UM Australia walked away with both Agency of the Year and Campaign of the Year for their innovative social media campaign ‘XTL’, which encouraged Australian teens to call out disrespectful or inappropriate online behaviour with the hashtag #XTL (crossing the line). Produced by UM for the Department of Families, Housing, Communities and Indigenous Affairs, ‘XTL’ won the Gold for Best Social Media Strategy, as well as the Silver in Best Targeted Campaign and Bronze for The Utility/Public Service Award. The campaign became popular not only over Twitter and Facebook, but also on TV and print media, and 90% of teens surveyed reported using #XTL in the right context.
UM also won awards for two other campaigns in Australia: News Corps’ ‘Fast Front Pages’ (Silver, Best Communications Strategy) and ING Direct’s ‘Spend Your Lunch Well’ (Gold, Best Entertainment Platform).

_Dataset content_.
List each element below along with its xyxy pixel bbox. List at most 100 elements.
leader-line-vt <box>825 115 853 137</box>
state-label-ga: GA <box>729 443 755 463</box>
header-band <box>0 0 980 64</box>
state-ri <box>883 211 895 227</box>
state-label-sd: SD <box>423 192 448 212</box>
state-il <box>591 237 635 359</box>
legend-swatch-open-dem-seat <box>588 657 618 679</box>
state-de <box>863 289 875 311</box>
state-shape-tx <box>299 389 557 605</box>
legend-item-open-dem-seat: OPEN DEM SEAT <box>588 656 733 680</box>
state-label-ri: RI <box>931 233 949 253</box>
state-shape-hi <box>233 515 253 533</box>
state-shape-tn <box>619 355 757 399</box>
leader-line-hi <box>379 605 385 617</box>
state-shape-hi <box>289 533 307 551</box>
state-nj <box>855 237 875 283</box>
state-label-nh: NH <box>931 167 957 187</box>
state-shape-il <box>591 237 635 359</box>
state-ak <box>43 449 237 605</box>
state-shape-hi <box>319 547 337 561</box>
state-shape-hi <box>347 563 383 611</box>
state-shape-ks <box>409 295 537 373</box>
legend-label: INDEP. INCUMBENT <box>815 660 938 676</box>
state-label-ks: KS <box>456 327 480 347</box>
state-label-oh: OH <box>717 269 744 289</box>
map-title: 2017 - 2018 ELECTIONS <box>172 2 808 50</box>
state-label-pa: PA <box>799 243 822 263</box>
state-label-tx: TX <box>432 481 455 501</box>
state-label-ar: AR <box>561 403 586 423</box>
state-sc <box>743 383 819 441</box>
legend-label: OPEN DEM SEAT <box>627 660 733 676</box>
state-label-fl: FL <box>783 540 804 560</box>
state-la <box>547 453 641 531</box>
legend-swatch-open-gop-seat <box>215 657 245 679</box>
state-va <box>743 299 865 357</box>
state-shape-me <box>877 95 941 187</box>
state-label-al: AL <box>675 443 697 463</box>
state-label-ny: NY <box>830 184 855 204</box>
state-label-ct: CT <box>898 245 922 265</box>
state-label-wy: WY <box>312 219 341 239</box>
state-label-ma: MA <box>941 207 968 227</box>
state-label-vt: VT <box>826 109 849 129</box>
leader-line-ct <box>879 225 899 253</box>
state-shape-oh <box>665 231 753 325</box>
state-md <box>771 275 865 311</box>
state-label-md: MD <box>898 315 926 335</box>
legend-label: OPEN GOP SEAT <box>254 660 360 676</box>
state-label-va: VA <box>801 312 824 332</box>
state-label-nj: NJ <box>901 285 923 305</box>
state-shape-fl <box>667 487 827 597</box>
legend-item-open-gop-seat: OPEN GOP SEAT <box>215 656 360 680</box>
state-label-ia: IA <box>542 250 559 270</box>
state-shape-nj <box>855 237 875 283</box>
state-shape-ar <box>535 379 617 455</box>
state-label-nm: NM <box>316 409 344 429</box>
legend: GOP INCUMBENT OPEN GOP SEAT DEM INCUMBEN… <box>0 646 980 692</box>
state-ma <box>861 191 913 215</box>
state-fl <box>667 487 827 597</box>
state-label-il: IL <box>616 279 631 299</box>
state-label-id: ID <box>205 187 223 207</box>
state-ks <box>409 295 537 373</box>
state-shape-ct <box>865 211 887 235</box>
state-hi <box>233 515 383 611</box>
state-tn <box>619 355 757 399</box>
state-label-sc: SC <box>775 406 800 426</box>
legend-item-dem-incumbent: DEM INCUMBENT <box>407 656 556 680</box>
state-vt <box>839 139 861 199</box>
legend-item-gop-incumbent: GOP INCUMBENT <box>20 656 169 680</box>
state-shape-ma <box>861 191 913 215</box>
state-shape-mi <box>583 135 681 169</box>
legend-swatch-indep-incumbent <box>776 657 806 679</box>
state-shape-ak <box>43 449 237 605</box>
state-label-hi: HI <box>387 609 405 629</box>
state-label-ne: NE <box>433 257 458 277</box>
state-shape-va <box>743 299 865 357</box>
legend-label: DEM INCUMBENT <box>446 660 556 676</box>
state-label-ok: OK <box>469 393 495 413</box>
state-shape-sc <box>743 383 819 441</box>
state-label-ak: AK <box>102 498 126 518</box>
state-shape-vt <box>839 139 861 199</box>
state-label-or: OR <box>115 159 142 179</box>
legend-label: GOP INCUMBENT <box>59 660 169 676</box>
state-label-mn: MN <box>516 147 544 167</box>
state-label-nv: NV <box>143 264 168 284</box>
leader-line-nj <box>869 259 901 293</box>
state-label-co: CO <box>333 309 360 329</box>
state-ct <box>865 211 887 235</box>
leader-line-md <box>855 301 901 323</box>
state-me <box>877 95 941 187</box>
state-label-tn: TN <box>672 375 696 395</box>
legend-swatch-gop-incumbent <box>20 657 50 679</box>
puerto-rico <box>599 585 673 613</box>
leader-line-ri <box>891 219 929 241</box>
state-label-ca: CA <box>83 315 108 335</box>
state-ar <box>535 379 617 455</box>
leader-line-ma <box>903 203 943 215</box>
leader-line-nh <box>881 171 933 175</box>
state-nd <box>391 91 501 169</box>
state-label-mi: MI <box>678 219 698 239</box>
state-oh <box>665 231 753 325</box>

_Work item_.
Please copy the passage on UM Australia's awards from "UM Australia walked" to "Best Entertainment Platform)." word for word. You won't need any of the rows.

_Answer space_.
UM Australia walked away with both Agency of the Year and Campaign of the Year for their innovative social media campaign ‘XTL’, which encouraged Australian teens to call out disrespectful or inappropriate online behaviour with the hashtag #XTL (crossing the line). Produced by UM for the Department of Families, Housing, Communities and Indigenous Affairs, ‘XTL’ won the Gold for Best Social Media Strategy, as well as the Silver in Best Targeted Campaign and Bronze for The Utility/Public Service Award. The campaign became popular not only over Twitter and Facebook, but also on TV and print media, and 90% of teens surveyed reported using #XTL in the right context.
UM also won awards for two other campaigns in Australia: News Corps’ ‘Fast Front Pages’ (Silver, Best Communications Strategy) and ING Direct’s ‘Spend Your Lunch Well’ (Gold, Best Entertainment Platform).